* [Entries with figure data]
╭──

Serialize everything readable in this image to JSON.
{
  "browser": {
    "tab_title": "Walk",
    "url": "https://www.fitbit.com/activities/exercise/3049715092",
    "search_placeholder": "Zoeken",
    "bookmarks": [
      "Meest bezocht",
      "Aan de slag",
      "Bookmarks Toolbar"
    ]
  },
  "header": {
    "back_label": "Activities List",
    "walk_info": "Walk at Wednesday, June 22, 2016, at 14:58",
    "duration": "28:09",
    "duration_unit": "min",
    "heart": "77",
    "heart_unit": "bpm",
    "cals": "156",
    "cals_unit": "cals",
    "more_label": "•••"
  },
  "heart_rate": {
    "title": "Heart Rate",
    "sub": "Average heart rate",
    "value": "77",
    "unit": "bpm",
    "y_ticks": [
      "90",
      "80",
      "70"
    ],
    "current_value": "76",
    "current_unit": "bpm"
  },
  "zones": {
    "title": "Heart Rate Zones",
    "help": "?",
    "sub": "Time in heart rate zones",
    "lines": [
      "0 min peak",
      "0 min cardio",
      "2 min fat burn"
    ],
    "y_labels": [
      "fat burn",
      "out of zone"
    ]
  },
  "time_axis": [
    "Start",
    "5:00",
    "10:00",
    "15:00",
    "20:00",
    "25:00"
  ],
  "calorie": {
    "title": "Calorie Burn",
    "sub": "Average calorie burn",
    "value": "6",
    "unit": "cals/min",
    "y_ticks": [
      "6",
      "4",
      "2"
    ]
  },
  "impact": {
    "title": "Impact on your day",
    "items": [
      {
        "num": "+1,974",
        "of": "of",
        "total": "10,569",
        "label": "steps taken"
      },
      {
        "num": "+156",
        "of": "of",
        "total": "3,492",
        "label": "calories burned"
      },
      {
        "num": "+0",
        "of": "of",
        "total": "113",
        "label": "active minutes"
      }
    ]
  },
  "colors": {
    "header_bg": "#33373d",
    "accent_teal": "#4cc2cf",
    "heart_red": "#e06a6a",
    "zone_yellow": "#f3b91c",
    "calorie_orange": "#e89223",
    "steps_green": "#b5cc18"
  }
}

╰──

* [WHAT THIS TASK INVOLVES]
Every line of the data above should be copied exactly.

* [WRITTEN SOLUTION]
Serialize everything readable in this image to JSON.
{
  "browser": {
    "tab_title": "Walk",
    "url": "https://www.fitbit.com/activities/exercise/3049715092",
    "search_placeholder": "Zoeken",
    "bookmarks": [
      "Meest bezocht",
      "Aan de slag",
      "Bookmarks Toolbar"
    ]
  },
  "header": {
    "back_label": "Activities List",
    "walk_info": "Walk at Wednesday, June 22, 2016, at 14:58",
    "duration": "28:09",
    "duration_unit": "min",
    "heart": "77",
    "heart_unit": "bpm",
    "cals": "156",
    "cals_unit": "cals",
    "more_label": "•••"
  },
  "heart_rate": {
    "title": "Heart Rate",
    "sub": "Average heart rate",
    "value": "77",
    "unit": "bpm",
    "y_ticks": [
      "90",
      "80",
      "70"
    ],
    "current_value": "76",
    "current_unit": "bpm"
  },
  "zones": {
    "title": "Heart Rate Zones",
    "help": "?",
    "sub": "Time in heart rate zones",
    "lines": [
      "0 min peak",
      "0 min cardio",
      "2 min fat burn"
    ],
    "y_labels": [
      "fat burn",
      "out of zone"
    ]
  },
  "time_axis": [
    "Start",
    "5:00",
    "10:00",
    "15:00",
    "20:00",
    "25:00"
  ],
  "calorie": {
    "title": "Calorie Burn",
    "sub": "Average calorie burn",
    "value": "6",
    "unit": "cals/min",
    "y_ticks": [
      "6",
      "4",
      "2"
    ]
  },
  "impact": {
    "title": "Impact on your day",
    "items": [
      {
        "num": "+1,974",
        "of": "of",
        "total": "10,569",
        "label": "steps taken"
      },
      {
        "num": "+156",
        "of": "of",
        "total": "3,492",
        "label": "calories burned"
      },
      {
        "num": "+0",
        "of": "of",
        "total": "113",
        "label": "active minutes"
      }
    ]
  },
  "colors": {
    "header_bg": "#33373d",
    "accent_teal": "#4cc2cf",
    "heart_red": "#e06a6a",
    "zone_yellow": "#f3b91c",
    "calorie_orange": "#e89223",
    "steps_green": "#b5cc18"
  }
}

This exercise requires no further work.